----- Records for this task -----

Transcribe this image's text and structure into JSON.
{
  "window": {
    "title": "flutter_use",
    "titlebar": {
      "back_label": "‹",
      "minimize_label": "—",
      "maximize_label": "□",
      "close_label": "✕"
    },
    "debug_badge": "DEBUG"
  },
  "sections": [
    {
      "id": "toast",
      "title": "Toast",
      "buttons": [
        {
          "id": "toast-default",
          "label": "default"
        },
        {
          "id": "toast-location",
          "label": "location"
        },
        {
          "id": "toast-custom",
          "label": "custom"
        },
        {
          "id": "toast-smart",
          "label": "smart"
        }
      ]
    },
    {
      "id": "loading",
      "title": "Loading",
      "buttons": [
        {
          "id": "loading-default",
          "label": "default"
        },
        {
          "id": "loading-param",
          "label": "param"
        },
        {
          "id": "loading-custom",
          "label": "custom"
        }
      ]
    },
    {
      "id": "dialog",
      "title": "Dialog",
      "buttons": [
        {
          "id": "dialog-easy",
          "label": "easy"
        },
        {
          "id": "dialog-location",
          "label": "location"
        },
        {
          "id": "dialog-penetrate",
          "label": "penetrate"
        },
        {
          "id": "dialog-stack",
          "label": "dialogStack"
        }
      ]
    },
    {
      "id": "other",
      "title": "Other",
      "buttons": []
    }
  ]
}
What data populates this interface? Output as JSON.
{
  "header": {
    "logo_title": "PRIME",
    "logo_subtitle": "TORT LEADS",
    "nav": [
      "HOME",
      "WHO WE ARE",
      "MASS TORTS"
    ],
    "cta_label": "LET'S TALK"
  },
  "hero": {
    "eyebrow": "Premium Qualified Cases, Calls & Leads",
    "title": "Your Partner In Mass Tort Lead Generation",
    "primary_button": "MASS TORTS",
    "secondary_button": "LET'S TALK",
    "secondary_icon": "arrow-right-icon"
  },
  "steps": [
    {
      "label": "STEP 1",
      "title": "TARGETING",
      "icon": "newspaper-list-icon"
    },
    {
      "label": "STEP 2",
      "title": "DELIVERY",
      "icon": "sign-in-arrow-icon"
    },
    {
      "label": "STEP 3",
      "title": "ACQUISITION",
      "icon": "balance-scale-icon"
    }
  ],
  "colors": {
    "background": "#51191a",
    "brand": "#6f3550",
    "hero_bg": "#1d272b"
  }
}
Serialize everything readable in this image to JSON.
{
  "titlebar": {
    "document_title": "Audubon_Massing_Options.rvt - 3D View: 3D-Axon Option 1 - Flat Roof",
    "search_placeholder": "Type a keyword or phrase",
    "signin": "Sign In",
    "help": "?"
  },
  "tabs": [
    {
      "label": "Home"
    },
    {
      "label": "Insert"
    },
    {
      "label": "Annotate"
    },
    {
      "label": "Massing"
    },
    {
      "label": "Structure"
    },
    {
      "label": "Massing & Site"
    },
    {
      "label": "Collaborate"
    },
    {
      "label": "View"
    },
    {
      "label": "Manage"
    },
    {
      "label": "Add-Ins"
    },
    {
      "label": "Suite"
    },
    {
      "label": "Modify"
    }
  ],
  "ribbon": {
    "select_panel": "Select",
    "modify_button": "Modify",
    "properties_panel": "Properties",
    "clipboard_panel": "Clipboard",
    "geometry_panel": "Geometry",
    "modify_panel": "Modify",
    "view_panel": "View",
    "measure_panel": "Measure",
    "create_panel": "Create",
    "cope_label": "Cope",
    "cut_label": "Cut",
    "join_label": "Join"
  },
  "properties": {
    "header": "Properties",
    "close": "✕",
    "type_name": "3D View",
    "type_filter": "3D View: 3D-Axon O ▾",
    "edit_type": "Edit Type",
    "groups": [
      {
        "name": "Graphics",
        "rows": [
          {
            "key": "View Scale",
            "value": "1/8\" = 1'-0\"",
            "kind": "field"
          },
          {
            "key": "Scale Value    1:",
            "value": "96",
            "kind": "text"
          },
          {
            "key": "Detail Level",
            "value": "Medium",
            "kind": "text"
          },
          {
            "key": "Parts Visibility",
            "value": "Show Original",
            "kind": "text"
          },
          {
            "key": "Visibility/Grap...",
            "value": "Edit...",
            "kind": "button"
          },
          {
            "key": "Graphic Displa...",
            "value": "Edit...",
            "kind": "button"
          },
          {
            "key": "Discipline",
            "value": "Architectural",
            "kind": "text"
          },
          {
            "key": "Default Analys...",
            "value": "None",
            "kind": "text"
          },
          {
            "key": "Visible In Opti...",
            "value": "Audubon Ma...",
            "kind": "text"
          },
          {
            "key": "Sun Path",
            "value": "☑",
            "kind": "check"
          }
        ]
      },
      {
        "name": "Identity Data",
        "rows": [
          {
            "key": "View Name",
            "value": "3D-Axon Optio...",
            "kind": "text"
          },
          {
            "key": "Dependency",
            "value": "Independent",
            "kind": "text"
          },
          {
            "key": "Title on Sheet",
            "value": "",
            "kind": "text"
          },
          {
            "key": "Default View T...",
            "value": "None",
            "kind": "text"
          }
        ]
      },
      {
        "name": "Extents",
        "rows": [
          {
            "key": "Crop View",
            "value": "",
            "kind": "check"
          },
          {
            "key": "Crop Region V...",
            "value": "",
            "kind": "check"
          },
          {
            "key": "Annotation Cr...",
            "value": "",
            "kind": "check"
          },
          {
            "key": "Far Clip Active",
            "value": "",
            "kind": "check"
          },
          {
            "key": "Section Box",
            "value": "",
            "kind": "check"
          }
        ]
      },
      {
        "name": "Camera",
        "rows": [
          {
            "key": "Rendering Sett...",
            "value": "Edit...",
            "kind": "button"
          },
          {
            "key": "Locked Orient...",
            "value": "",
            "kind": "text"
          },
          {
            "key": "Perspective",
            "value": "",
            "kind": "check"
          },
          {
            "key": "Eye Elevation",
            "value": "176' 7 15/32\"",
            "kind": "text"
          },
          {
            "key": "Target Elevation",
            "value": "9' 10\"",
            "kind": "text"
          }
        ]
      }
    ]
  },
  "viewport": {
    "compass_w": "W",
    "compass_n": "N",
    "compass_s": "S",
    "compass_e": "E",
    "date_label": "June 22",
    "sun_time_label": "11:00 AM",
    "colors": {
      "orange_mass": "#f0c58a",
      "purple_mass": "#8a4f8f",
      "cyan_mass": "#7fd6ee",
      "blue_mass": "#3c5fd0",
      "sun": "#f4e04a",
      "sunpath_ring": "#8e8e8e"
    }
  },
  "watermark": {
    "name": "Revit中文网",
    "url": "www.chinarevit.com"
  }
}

-----

State the count of lines in the data holding the word "JSON", adding nothing to it.

3